Stored data entries:
________________________________________

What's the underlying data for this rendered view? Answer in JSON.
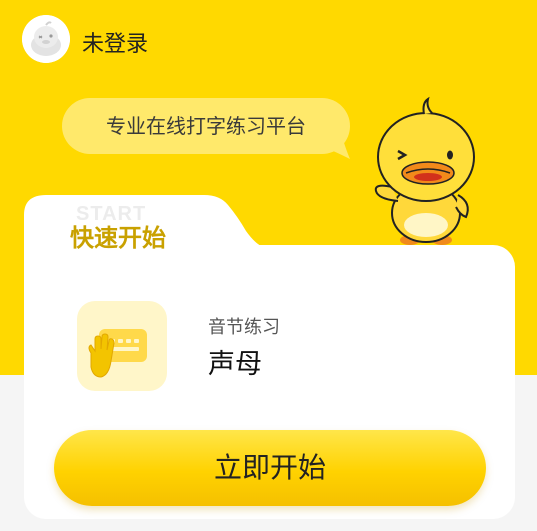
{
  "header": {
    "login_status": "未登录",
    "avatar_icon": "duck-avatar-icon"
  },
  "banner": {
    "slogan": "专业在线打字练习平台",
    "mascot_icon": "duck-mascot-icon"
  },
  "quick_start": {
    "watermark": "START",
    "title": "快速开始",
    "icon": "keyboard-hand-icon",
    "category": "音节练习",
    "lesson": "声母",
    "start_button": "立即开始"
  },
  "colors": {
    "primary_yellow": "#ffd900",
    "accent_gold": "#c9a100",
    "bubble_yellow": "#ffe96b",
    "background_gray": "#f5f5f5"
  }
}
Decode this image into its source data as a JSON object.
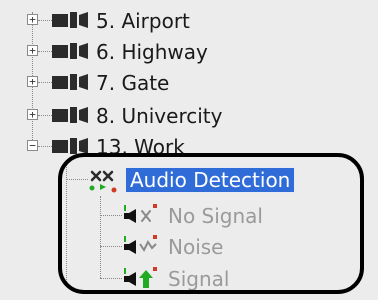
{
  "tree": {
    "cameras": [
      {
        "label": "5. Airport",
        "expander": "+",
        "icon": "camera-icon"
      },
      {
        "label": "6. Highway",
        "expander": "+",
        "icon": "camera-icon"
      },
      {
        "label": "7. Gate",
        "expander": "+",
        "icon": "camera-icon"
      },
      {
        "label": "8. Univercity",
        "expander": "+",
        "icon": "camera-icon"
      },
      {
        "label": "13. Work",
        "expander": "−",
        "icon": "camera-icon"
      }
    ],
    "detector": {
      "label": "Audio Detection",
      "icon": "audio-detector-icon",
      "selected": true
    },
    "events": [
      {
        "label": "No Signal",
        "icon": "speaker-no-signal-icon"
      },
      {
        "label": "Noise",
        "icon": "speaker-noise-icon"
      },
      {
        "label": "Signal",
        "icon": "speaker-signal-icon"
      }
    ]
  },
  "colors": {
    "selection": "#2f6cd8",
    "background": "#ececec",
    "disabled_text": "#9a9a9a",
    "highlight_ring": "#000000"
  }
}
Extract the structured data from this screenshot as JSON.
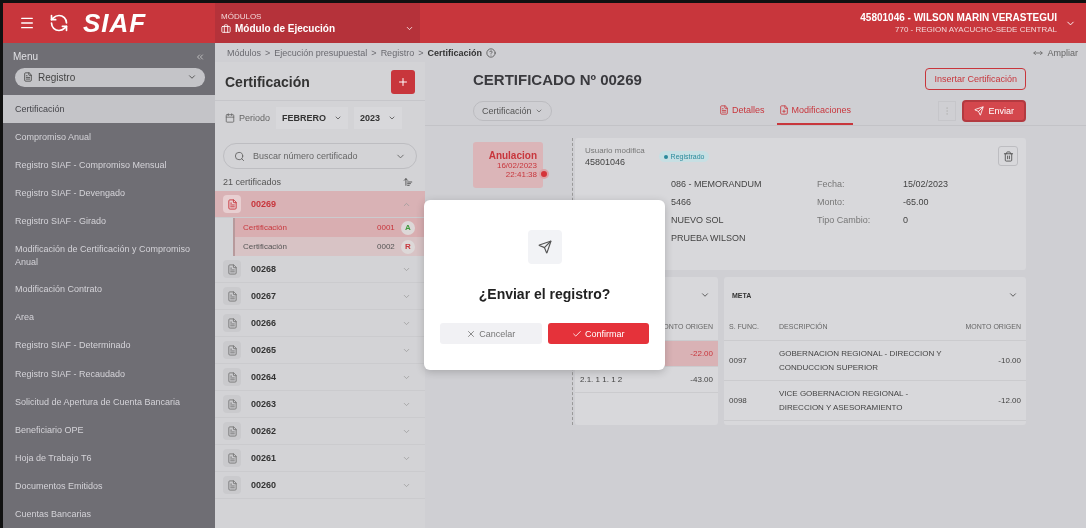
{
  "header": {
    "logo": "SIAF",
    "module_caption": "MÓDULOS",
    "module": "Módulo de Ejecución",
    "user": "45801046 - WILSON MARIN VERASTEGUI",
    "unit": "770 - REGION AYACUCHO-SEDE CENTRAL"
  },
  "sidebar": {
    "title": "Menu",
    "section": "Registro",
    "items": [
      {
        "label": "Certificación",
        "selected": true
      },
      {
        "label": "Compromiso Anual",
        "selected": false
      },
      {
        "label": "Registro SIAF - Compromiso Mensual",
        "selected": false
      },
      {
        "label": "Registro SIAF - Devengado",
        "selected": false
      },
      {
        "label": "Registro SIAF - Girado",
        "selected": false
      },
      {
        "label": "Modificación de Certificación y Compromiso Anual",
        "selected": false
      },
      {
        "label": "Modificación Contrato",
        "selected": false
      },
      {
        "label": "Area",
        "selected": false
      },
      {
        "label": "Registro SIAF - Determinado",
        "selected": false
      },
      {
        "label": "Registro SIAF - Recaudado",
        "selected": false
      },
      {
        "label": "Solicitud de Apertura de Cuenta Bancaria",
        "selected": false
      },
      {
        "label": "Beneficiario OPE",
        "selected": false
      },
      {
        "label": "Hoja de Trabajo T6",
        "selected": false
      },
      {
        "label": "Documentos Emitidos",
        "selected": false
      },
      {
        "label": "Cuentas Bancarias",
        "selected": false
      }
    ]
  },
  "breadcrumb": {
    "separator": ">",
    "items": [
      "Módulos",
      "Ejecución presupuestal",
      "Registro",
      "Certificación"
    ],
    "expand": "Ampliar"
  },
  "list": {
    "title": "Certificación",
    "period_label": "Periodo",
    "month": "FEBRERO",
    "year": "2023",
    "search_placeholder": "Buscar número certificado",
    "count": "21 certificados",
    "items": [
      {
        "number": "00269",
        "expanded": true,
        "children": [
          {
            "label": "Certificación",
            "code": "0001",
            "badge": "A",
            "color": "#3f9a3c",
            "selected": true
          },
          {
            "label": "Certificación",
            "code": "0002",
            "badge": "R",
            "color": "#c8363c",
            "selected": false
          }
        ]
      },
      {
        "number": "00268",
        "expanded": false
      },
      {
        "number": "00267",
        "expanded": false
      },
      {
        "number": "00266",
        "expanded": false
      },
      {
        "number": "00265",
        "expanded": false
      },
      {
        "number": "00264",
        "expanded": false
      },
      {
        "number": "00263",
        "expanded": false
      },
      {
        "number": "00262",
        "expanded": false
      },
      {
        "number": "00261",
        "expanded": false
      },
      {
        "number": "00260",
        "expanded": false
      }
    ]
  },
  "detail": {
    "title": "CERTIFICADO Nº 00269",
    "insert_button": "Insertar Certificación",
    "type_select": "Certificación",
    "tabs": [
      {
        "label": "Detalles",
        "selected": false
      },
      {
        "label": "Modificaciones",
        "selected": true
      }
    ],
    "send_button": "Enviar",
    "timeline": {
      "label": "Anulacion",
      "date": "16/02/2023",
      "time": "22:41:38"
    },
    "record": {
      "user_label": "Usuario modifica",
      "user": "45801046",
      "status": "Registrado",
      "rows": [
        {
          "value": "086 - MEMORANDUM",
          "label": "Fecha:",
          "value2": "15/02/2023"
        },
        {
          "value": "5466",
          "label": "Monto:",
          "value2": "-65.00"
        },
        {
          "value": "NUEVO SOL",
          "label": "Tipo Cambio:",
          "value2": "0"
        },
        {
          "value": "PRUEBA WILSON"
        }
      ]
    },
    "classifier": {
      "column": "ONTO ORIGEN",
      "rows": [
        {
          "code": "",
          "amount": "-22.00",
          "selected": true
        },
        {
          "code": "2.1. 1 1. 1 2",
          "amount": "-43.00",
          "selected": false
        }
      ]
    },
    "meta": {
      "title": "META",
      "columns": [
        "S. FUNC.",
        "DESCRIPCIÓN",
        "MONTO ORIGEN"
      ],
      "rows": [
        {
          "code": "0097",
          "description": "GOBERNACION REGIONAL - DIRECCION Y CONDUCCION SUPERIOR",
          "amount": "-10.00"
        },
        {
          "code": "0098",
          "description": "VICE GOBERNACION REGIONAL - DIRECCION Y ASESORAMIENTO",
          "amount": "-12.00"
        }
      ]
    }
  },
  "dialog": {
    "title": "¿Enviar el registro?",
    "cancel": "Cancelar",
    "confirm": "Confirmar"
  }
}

________________________________________

From the data above, copy each line where the string "true" appears.

Solution to this problem –
      "selected": true
        "selected": true
        "expanded": true,
            "selected": true
        "selected": true
          "selected": true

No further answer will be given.